◆ WORK INSTRUCTIONS
Below are some records; give them all again exactly, but not the pictures.

═════ INFORMATION GIVEN

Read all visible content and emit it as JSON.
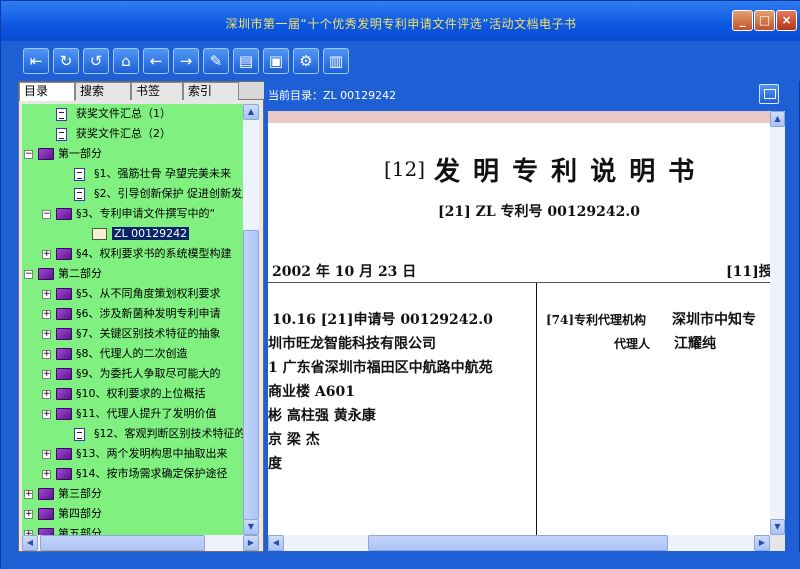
{
  "window": {
    "title": "深圳市第一届“十个优秀发明专利申请文件评选”活动文档电子书"
  },
  "window_controls": [
    "_",
    "□",
    "×"
  ],
  "toolbar": {
    "buttons": [
      {
        "name": "exit-icon",
        "glyph": "⇤"
      },
      {
        "name": "refresh-icon",
        "glyph": "↻"
      },
      {
        "name": "undo-icon",
        "glyph": "↺"
      },
      {
        "name": "home-icon",
        "glyph": "⌂"
      },
      {
        "name": "back-icon",
        "glyph": "←"
      },
      {
        "name": "forward-icon",
        "glyph": "→"
      },
      {
        "name": "tools-icon",
        "glyph": "✎"
      },
      {
        "name": "notes-icon",
        "glyph": "▤"
      },
      {
        "name": "image-icon",
        "glyph": "▣"
      },
      {
        "name": "settings-icon",
        "glyph": "⚙"
      },
      {
        "name": "bookmark-icon",
        "glyph": "▥"
      }
    ]
  },
  "tabs": [
    "目录",
    "搜索",
    "书签",
    "索引"
  ],
  "tree": [
    {
      "indent": 1,
      "icon": "doc",
      "expander": "",
      "label": "获奖文件汇总（1）"
    },
    {
      "indent": 1,
      "icon": "doc",
      "expander": "",
      "label": "获奖文件汇总（2）"
    },
    {
      "indent": 0,
      "icon": "book",
      "expander": "−",
      "label": "第一部分"
    },
    {
      "indent": 2,
      "icon": "doc",
      "expander": "",
      "label": "§1、强筋壮骨 孕望完美未来"
    },
    {
      "indent": 2,
      "icon": "doc",
      "expander": "",
      "label": "§2、引导创新保护 促进创新发展"
    },
    {
      "indent": 1,
      "icon": "book",
      "expander": "−",
      "label": "§3、专利申请文件撰写中的“"
    },
    {
      "indent": 3,
      "icon": "open",
      "expander": "",
      "label": "ZL 00129242",
      "selected": true
    },
    {
      "indent": 1,
      "icon": "book",
      "expander": "+",
      "label": "§4、权利要求书的系统模型构建"
    },
    {
      "indent": 0,
      "icon": "book",
      "expander": "−",
      "label": "第二部分"
    },
    {
      "indent": 1,
      "icon": "book",
      "expander": "+",
      "label": "§5、从不同角度策划权利要求"
    },
    {
      "indent": 1,
      "icon": "book",
      "expander": "+",
      "label": "§6、涉及新菌种发明专利申请"
    },
    {
      "indent": 1,
      "icon": "book",
      "expander": "+",
      "label": "§7、关键区别技术特征的抽象"
    },
    {
      "indent": 1,
      "icon": "book",
      "expander": "+",
      "label": "§8、代理人的二次创造"
    },
    {
      "indent": 1,
      "icon": "book",
      "expander": "+",
      "label": "§9、为委托人争取尽可能大的"
    },
    {
      "indent": 1,
      "icon": "book",
      "expander": "+",
      "label": "§10、权利要求的上位概括"
    },
    {
      "indent": 1,
      "icon": "book",
      "expander": "+",
      "label": "§11、代理人提升了发明价值"
    },
    {
      "indent": 2,
      "icon": "doc",
      "expander": "",
      "label": "§12、客观判断区别技术特征的"
    },
    {
      "indent": 1,
      "icon": "book",
      "expander": "+",
      "label": "§13、两个发明构思中抽取出来"
    },
    {
      "indent": 1,
      "icon": "book",
      "expander": "+",
      "label": "§14、按市场需求确定保护途径"
    },
    {
      "indent": 0,
      "icon": "book",
      "expander": "+",
      "label": "第三部分"
    },
    {
      "indent": 0,
      "icon": "book",
      "expander": "+",
      "label": "第四部分"
    },
    {
      "indent": 0,
      "icon": "book",
      "expander": "+",
      "label": "第五部分"
    }
  ],
  "right": {
    "current_dir_label": "当前目录：ZL 00129242"
  },
  "document": {
    "l1": "[12]",
    "l1b": "发 明 专 利 说 明 书",
    "l2": "[21] ZL 专利号   00129242.0",
    "l3": "2002 年 10 月 23 日",
    "l3r": "[11]授",
    "c1": "10.16   [21]申请号   00129242.0",
    "c2": "圳市旺龙智能科技有限公司",
    "c3": "1 广东省深圳市福田区中航路中航苑",
    "c4": "商业楼 A601",
    "c5": "彬   高柱强   黄永康",
    "c6": "京   梁   杰",
    "c7": "度",
    "r1a": "[74]专利代理机构",
    "r1b": "深圳市中知专",
    "r2a": "代理人",
    "r2b": "江耀纯"
  },
  "scroll": {
    "up": "▲",
    "down": "▼",
    "left": "◀",
    "right": "▶"
  }
}
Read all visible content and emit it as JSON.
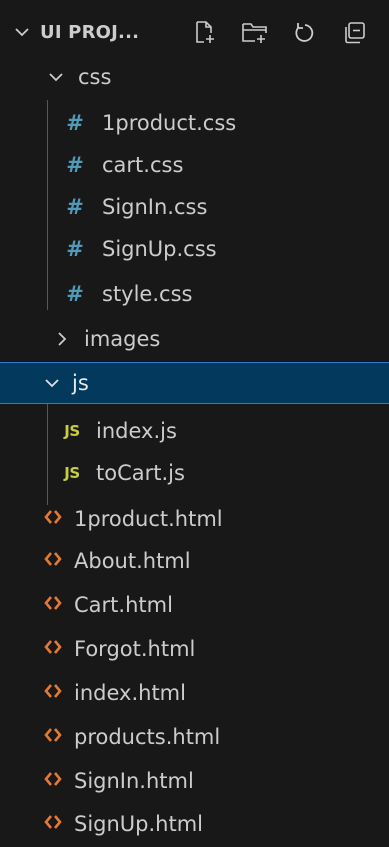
{
  "explorer": {
    "title": "UI PROJ...",
    "actions": [
      "new-file-icon",
      "new-folder-icon",
      "refresh-icon",
      "collapse-all-icon"
    ]
  },
  "colors": {
    "background": "#181818",
    "selected_background": "#04395e",
    "selected_border": "#2b79d4",
    "css_icon": "#519aba",
    "js_icon": "#cbcb41",
    "html_icon": "#e37933"
  },
  "tree": {
    "css_folder": {
      "label": "css",
      "expanded": true
    },
    "css_files": [
      {
        "label": "1product.css"
      },
      {
        "label": "cart.css"
      },
      {
        "label": "SignIn.css"
      },
      {
        "label": "SignUp.css"
      },
      {
        "label": "style.css"
      }
    ],
    "images_folder": {
      "label": "images",
      "expanded": false
    },
    "js_folder": {
      "label": "js",
      "expanded": true,
      "selected": true
    },
    "js_files": [
      {
        "label": "index.js"
      },
      {
        "label": "toCart.js"
      }
    ],
    "html_files": [
      {
        "label": "1product.html"
      },
      {
        "label": "About.html"
      },
      {
        "label": "Cart.html"
      },
      {
        "label": "Forgot.html"
      },
      {
        "label": "index.html"
      },
      {
        "label": "products.html"
      },
      {
        "label": "SignIn.html"
      },
      {
        "label": "SignUp.html"
      }
    ],
    "css_icon_glyph": "#",
    "js_icon_glyph": "JS"
  }
}
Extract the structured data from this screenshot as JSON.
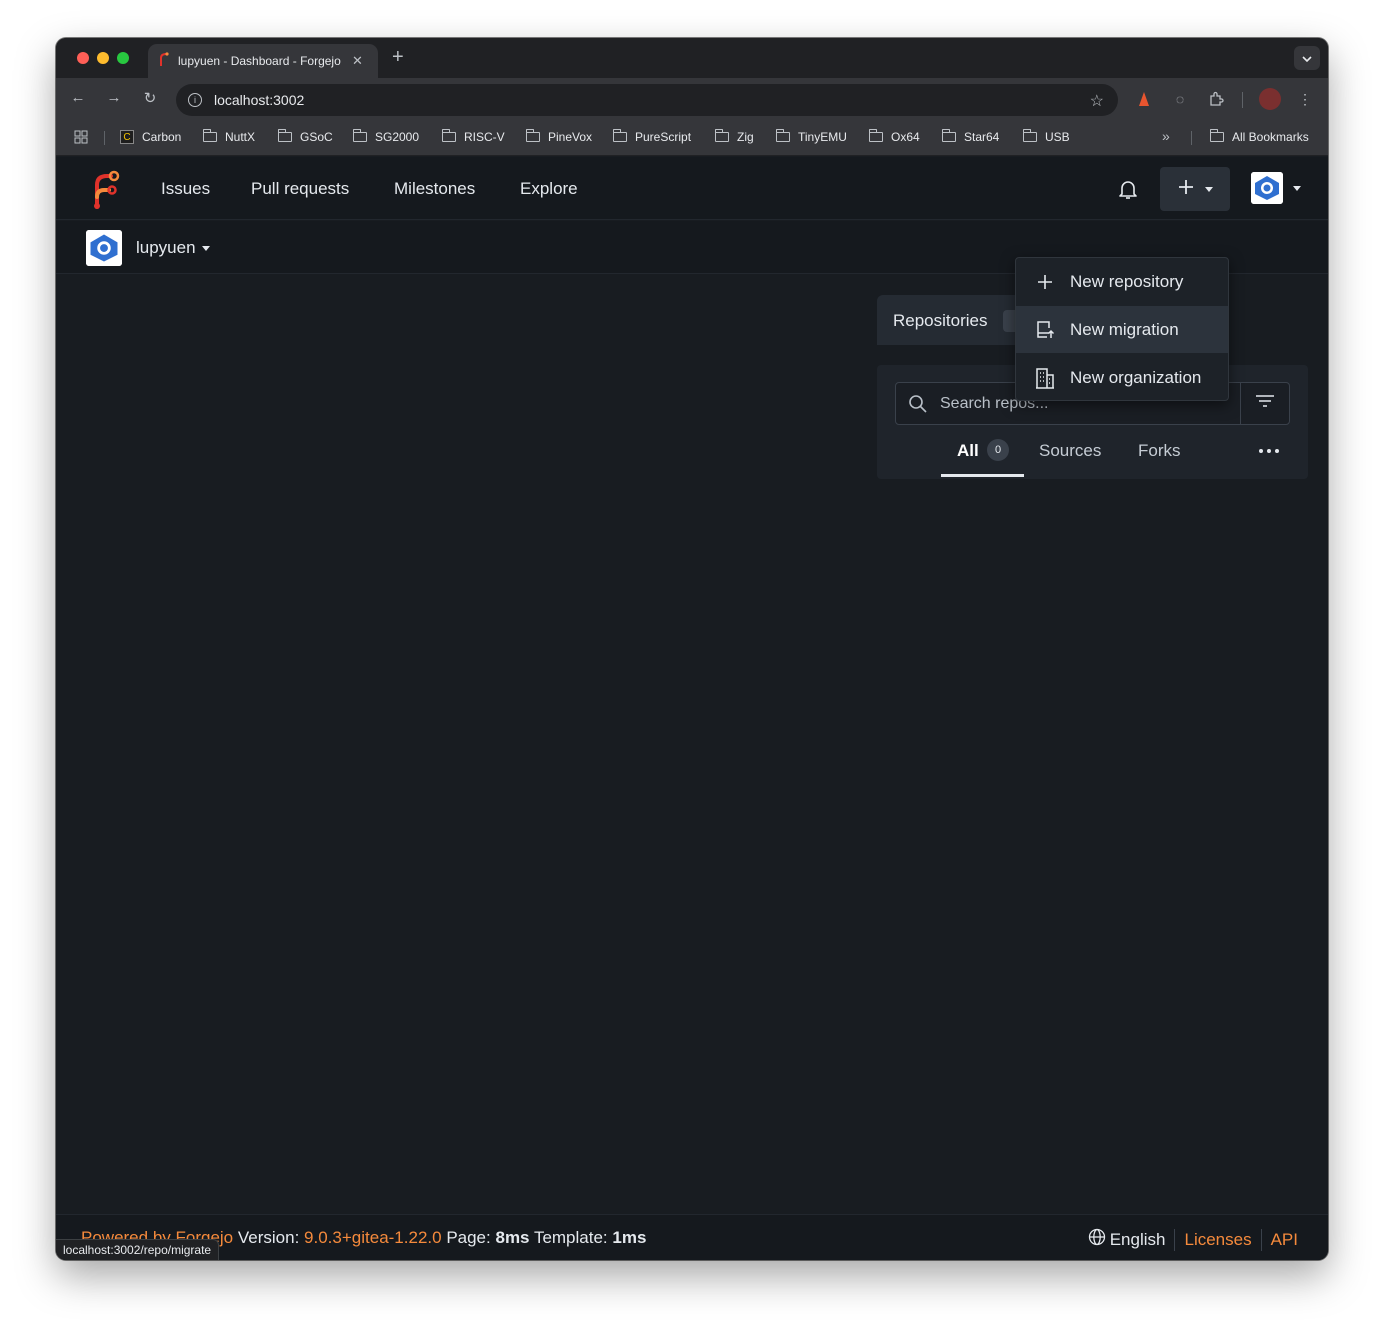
{
  "browser": {
    "tab_title": "lupyuen - Dashboard - Forgejo",
    "url": "localhost:3002",
    "bookmarks": [
      "Carbon",
      "NuttX",
      "GSoC",
      "SG2000",
      "RISC-V",
      "PineVox",
      "PureScript",
      "Zig",
      "TinyEMU",
      "Ox64",
      "Star64",
      "USB"
    ],
    "all_bookmarks": "All Bookmarks",
    "status_url": "localhost:3002/repo/migrate"
  },
  "nav": {
    "links": [
      "Issues",
      "Pull requests",
      "Milestones",
      "Explore"
    ]
  },
  "context": {
    "user": "lupyuen"
  },
  "create_menu": {
    "items": [
      "New repository",
      "New migration",
      "New organization"
    ],
    "hovered": "New migration"
  },
  "repos": {
    "tab_label": "Repositories",
    "search_placeholder": "Search repos...",
    "filters": [
      "All",
      "Sources",
      "Forks"
    ],
    "all_count": "0"
  },
  "footer": {
    "powered_by": "Powered by Forgejo",
    "version_label": "Version:",
    "version": "9.0.3+gitea-1.22.0",
    "page_label": "Page:",
    "page_time": "8ms",
    "template_label": "Template:",
    "template_time": "1ms",
    "language": "English",
    "licenses": "Licenses",
    "api": "API"
  },
  "colors": {
    "accent": "#f58a3c",
    "page_bg": "#181c21",
    "nav_bg": "#15191e"
  }
}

══════════

◆ ANSWER TO THIS PROBLEM
Read all visible content and emit it as JSON.
{
  "window": {
    "title": "深圳市第一届“十个优秀发明专利申请文件评选”活动文档电子书"
  },
  "window_controls": [
    "_",
    "□",
    "×"
  ],
  "toolbar": {
    "buttons": [
      {
        "name": "exit-icon",
        "glyph": "⇤"
      },
      {
        "name": "refresh-icon",
        "glyph": "↻"
      },
      {
        "name": "undo-icon",
        "glyph": "↺"
      },
      {
        "name": "home-icon",
        "glyph": "⌂"
      },
      {
        "name": "back-icon",
        "glyph": "←"
      },
      {
        "name": "forward-icon",
        "glyph": "→"
      },
      {
        "name": "tools-icon",
        "glyph": "✎"
      },
      {
        "name": "notes-icon",
        "glyph": "▤"
      },
      {
        "name": "image-icon",
        "glyph": "▣"
      },
      {
        "name": "settings-icon",
        "glyph": "⚙"
      },
      {
        "name": "bookmark-icon",
        "glyph": "▥"
      }
    ]
  },
  "tabs": [
    "目录",
    "搜索",
    "书签",
    "索引"
  ],
  "tree": [
    {
      "indent": 1,
      "icon": "doc",
      "expander": "",
      "label": "获奖文件汇总（1）"
    },
    {
      "indent": 1,
      "icon": "doc",
      "expander": "",
      "label": "获奖文件汇总（2）"
    },
    {
      "indent": 0,
      "icon": "book",
      "expander": "−",
      "label": "第一部分"
    },
    {
      "indent": 2,
      "icon": "doc",
      "expander": "",
      "label": "§1、强筋壮骨 孕望完美未来"
    },
    {
      "indent": 2,
      "icon": "doc",
      "expander": "",
      "label": "§2、引导创新保护 促进创新发展"
    },
    {
      "indent": 1,
      "icon": "book",
      "expander": "−",
      "label": "§3、专利申请文件撰写中的“"
    },
    {
      "indent": 3,
      "icon": "open",
      "expander": "",
      "label": "ZL 00129242",
      "selected": true
    },
    {
      "indent": 1,
      "icon": "book",
      "expander": "+",
      "label": "§4、权利要求书的系统模型构建"
    },
    {
      "indent": 0,
      "icon": "book",
      "expander": "−",
      "label": "第二部分"
    },
    {
      "indent": 1,
      "icon": "book",
      "expander": "+",
      "label": "§5、从不同角度策划权利要求"
    },
    {
      "indent": 1,
      "icon": "book",
      "expander": "+",
      "label": "§6、涉及新菌种发明专利申请"
    },
    {
      "indent": 1,
      "icon": "book",
      "expander": "+",
      "label": "§7、关键区别技术特征的抽象"
    },
    {
      "indent": 1,
      "icon": "book",
      "expander": "+",
      "label": "§8、代理人的二次创造"
    },
    {
      "indent": 1,
      "icon": "book",
      "expander": "+",
      "label": "§9、为委托人争取尽可能大的"
    },
    {
      "indent": 1,
      "icon": "book",
      "expander": "+",
      "label": "§10、权利要求的上位概括"
    },
    {
      "indent": 1,
      "icon": "book",
      "expander": "+",
      "label": "§11、代理人提升了发明价值"
    },
    {
      "indent": 2,
      "icon": "doc",
      "expander": "",
      "label": "§12、客观判断区别技术特征的"
    },
    {
      "indent": 1,
      "icon": "book",
      "expander": "+",
      "label": "§13、两个发明构思中抽取出来"
    },
    {
      "indent": 1,
      "icon": "book",
      "expander": "+",
      "label": "§14、按市场需求确定保护途径"
    },
    {
      "indent": 0,
      "icon": "book",
      "expander": "+",
      "label": "第三部分"
    },
    {
      "indent": 0,
      "icon": "book",
      "expander": "+",
      "label": "第四部分"
    },
    {
      "indent": 0,
      "icon": "book",
      "expander": "+",
      "label": "第五部分"
    }
  ],
  "right": {
    "current_dir_label": "当前目录：ZL 00129242"
  },
  "document": {
    "l1": "[12]",
    "l1b": "发 明 专 利 说 明 书",
    "l2": "[21] ZL 专利号   00129242.0",
    "l3": "2002 年 10 月 23 日",
    "l3r": "[11]授",
    "c1": "10.16   [21]申请号   00129242.0",
    "c2": "圳市旺龙智能科技有限公司",
    "c3": "1 广东省深圳市福田区中航路中航苑",
    "c4": "商业楼 A601",
    "c5": "彬   高柱强   黄永康",
    "c6": "京   梁   杰",
    "c7": "度",
    "r1a": "[74]专利代理机构",
    "r1b": "深圳市中知专",
    "r2a": "代理人",
    "r2b": "江耀纯"
  },
  "scroll": {
    "up": "▲",
    "down": "▼",
    "left": "◀",
    "right": "▶"
  }
}
Read all visible content and emit it as JSON.
{
  "explorer": {
    "title": "UI PROJ...",
    "actions": [
      "new-file-icon",
      "new-folder-icon",
      "refresh-icon",
      "collapse-all-icon"
    ]
  },
  "colors": {
    "background": "#181818",
    "selected_background": "#04395e",
    "selected_border": "#2b79d4",
    "css_icon": "#519aba",
    "js_icon": "#cbcb41",
    "html_icon": "#e37933"
  },
  "tree": {
    "css_folder": {
      "label": "css",
      "expanded": true
    },
    "css_files": [
      {
        "label": "1product.css"
      },
      {
        "label": "cart.css"
      },
      {
        "label": "SignIn.css"
      },
      {
        "label": "SignUp.css"
      },
      {
        "label": "style.css"
      }
    ],
    "images_folder": {
      "label": "images",
      "expanded": false
    },
    "js_folder": {
      "label": "js",
      "expanded": true,
      "selected": true
    },
    "js_files": [
      {
        "label": "index.js"
      },
      {
        "label": "toCart.js"
      }
    ],
    "html_files": [
      {
        "label": "1product.html"
      },
      {
        "label": "About.html"
      },
      {
        "label": "Cart.html"
      },
      {
        "label": "Forgot.html"
      },
      {
        "label": "index.html"
      },
      {
        "label": "products.html"
      },
      {
        "label": "SignIn.html"
      },
      {
        "label": "SignUp.html"
      }
    ],
    "css_icon_glyph": "#",
    "js_icon_glyph": "JS"
  }
}
Extract the structured data from this screenshot as JSON.
{
  "browser": {
    "tab_title": "lupyuen - Dashboard - Forgejo",
    "url": "localhost:3002",
    "bookmarks": [
      "Carbon",
      "NuttX",
      "GSoC",
      "SG2000",
      "RISC-V",
      "PineVox",
      "PureScript",
      "Zig",
      "TinyEMU",
      "Ox64",
      "Star64",
      "USB"
    ],
    "all_bookmarks": "All Bookmarks",
    "status_url": "localhost:3002/repo/migrate"
  },
  "nav": {
    "links": [
      "Issues",
      "Pull requests",
      "Milestones",
      "Explore"
    ]
  },
  "context": {
    "user": "lupyuen"
  },
  "create_menu": {
    "items": [
      "New repository",
      "New migration",
      "New organization"
    ],
    "hovered": "New migration"
  },
  "repos": {
    "tab_label": "Repositories",
    "search_placeholder": "Search repos...",
    "filters": [
      "All",
      "Sources",
      "Forks"
    ],
    "all_count": "0"
  },
  "footer": {
    "powered_by": "Powered by Forgejo",
    "version_label": "Version:",
    "version": "9.0.3+gitea-1.22.0",
    "page_label": "Page:",
    "page_time": "8ms",
    "template_label": "Template:",
    "template_time": "1ms",
    "language": "English",
    "licenses": "Licenses",
    "api": "API"
  },
  "colors": {
    "accent": "#f58a3c",
    "page_bg": "#181c21",
    "nav_bg": "#15191e"
  }
}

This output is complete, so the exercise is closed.